> _PROVIDED RECORDS_:
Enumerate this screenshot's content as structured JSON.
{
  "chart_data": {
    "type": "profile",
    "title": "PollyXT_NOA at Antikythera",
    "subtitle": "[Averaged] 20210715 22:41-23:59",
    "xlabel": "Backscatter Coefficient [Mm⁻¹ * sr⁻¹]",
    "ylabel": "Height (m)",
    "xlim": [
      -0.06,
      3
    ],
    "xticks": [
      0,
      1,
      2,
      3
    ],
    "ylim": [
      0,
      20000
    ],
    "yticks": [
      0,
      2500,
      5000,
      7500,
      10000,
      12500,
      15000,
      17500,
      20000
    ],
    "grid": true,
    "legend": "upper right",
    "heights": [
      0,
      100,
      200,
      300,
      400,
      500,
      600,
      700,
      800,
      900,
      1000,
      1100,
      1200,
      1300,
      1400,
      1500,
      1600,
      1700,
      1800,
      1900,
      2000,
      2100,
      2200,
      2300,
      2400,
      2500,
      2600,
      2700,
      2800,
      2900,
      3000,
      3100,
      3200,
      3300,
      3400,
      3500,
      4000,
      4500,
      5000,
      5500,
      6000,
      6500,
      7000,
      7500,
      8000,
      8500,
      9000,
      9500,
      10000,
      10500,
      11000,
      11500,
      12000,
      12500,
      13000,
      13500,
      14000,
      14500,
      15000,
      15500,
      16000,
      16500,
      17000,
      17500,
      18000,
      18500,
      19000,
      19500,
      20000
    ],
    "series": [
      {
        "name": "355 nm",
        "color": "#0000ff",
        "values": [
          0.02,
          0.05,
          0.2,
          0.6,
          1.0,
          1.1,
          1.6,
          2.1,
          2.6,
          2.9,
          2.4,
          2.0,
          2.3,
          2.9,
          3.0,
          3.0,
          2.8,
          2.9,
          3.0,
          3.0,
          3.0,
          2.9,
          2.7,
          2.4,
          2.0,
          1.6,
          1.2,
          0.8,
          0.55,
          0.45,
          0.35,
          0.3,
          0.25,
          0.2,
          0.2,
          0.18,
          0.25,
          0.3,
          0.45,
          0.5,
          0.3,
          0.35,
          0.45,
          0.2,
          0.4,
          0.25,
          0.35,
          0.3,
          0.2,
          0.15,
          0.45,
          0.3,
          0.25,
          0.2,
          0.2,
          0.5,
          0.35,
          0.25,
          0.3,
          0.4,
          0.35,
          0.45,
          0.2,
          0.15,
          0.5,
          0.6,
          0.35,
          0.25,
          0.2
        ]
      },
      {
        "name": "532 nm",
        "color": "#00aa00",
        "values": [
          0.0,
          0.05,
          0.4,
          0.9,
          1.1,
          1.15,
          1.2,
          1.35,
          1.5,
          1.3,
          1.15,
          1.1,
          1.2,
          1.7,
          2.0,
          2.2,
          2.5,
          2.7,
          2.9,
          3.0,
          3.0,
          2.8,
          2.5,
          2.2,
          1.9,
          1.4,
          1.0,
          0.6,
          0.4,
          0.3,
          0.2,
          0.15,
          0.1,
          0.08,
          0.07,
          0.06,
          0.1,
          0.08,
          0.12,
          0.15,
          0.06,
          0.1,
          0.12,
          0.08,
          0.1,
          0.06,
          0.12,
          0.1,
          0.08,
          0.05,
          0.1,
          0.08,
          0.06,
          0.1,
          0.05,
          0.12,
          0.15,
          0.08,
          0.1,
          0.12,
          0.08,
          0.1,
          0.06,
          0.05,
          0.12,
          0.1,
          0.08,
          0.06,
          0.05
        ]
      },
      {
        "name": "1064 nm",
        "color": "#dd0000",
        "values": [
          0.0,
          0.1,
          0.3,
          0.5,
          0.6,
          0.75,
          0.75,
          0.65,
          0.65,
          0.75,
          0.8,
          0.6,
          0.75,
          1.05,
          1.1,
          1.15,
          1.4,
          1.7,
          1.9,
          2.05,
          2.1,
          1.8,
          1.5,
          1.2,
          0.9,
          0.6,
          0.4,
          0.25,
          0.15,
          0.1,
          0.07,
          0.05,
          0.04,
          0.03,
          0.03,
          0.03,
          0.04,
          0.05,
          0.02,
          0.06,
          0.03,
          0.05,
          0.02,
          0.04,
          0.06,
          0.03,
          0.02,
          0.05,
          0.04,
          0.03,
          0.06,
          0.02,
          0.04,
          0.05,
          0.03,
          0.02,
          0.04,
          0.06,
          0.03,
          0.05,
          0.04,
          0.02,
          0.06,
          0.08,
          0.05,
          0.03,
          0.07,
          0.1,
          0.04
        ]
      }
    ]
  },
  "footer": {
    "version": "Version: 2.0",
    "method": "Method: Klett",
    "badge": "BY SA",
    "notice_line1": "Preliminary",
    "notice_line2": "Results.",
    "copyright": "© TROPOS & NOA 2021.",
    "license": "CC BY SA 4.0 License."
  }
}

> _YOUR OBJECTIVE_:
Scan the records for the string "color". Copy each line in which it appears.

> _RESULT FOR THIS TASK_:
        "color": "#0000ff",
        "color": "#00aa00",
        "color": "#dd0000",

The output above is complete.